*** SUPPLIED PASSAGE ***

Personal information
- Full name: Filip Marković
- Date of birth: 3 March 1992 (age 34)
- Place of birth: Čačak, Serbia
- Height: 1.81 m (5 ft 11 in)
- Position: Forward

Youth career
- Borac Čačak
- 2006–2010: Partizan

Senior career*
- Years: Team / Apps / (Gls)
- 2010–2013: Teleoptik / 78 / (14)
- 2013–2014: Benfica B / 21 / (1)
- 2014–2015: Mallorca / 13 / (1)
- 2015–2017: Mouscron / 55 / (10)
- 2017–2019: Lens / 21 / (2)
- 2019–2020: Śląsk Wrocław / 19 / (2)
- 2019: Śląsk Wrocław II / 1 / (0)
- 2021: Radnički Niš / 10 / (0)
- Total:  / 218 / (29)

= Filip Marković =

Serbian footballer

Filip Marković (Филип Марковић; born 3 March 1992) is a Serbian professional footballer who plays as a forward.

*** End of SUPPLIED PASSAGE ***
*** EXTRACTED MATERIAL ***

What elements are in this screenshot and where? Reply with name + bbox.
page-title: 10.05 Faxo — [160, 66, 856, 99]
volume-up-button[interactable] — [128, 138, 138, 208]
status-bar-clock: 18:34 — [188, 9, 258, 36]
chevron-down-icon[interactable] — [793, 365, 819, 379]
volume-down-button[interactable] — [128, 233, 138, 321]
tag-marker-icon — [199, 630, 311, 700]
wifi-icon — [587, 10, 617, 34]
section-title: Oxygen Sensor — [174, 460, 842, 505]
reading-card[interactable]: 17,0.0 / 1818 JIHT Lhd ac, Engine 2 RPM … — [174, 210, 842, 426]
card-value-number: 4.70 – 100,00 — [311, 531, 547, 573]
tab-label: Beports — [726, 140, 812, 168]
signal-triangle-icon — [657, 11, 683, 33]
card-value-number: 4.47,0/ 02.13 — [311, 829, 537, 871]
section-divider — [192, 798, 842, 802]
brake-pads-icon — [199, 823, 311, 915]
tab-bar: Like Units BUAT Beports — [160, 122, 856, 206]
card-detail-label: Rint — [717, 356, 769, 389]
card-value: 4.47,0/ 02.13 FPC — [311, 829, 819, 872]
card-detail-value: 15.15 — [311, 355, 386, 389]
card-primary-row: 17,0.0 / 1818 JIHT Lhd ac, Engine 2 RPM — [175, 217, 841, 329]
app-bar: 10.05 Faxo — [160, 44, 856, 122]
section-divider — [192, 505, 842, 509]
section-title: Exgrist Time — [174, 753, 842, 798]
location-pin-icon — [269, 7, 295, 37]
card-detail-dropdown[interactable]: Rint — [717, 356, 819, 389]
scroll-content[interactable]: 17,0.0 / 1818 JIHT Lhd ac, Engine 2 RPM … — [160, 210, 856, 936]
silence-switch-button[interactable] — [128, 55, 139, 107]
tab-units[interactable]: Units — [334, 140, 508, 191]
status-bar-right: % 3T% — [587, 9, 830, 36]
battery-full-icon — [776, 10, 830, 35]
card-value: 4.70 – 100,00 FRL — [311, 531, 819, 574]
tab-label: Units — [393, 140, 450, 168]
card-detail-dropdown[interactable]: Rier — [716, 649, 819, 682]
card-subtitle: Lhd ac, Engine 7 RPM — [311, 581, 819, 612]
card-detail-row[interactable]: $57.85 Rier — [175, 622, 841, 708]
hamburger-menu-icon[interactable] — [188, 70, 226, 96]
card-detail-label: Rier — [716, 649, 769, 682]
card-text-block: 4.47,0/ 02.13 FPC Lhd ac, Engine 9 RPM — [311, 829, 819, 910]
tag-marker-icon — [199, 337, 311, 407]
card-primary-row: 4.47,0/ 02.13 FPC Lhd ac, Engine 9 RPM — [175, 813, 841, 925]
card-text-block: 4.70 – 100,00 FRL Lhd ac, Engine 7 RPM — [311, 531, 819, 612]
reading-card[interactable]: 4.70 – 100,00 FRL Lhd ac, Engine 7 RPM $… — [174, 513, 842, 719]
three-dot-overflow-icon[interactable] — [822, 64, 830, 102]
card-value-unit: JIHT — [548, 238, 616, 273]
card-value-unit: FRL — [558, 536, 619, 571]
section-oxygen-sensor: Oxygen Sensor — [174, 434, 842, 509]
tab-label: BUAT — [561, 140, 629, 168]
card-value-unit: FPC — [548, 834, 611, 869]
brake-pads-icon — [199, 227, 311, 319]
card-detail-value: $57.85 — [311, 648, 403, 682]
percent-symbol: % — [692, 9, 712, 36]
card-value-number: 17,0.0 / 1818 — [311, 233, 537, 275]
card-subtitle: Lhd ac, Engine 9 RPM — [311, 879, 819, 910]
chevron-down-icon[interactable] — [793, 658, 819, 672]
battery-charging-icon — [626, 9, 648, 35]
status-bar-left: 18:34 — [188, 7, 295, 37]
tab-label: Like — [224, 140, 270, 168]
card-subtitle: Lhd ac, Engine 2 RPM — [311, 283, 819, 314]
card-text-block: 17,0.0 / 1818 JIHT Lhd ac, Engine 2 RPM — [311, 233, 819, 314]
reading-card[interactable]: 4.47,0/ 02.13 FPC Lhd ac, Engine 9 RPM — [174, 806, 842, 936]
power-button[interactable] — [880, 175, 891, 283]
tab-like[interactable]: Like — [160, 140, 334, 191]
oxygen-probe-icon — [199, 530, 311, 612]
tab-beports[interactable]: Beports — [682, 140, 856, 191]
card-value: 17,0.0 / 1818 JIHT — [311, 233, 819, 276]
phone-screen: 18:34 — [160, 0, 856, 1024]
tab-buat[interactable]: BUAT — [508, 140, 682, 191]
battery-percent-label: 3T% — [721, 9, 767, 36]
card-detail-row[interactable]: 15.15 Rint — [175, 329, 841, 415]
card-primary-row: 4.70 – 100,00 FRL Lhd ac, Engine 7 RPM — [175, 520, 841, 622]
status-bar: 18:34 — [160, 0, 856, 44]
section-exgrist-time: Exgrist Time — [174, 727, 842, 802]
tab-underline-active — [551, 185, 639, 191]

*** End of EXTRACTED MATERIAL ***

[WHAT THIS TASK INVOLVES]: Copy the entire Filip Marković profile verbatim. The records are not required for the work that follows.

[OUTPUT]:
Personal information
- Full name: Filip Marković
- Date of birth: 3 March 1992 (age 34)
- Place of birth: Čačak, Serbia
- Height: 1.81 m (5 ft 11 in)
- Position: Forward

Youth career
- Borac Čačak
- 2006–2010: Partizan

Senior career*
- Years: Team / Apps / (Gls)
- 2010–2013: Teleoptik / 78 / (14)
- 2013–2014: Benfica B / 21 / (1)
- 2014–2015: Mallorca / 13 / (1)
- 2015–2017: Mouscron / 55 / (10)
- 2017–2019: Lens / 21 / (2)
- 2019–2020: Śląsk Wrocław / 19 / (2)
- 2019: Śląsk Wrocław II / 1 / (0)
- 2021: Radnički Niš / 10 / (0)
- Total:  / 218 / (29)

= Filip Marković =

Serbian footballer

Filip Marković (Филип Марковић; born 3 March 1992) is a Serbian professional footballer who plays as a forward.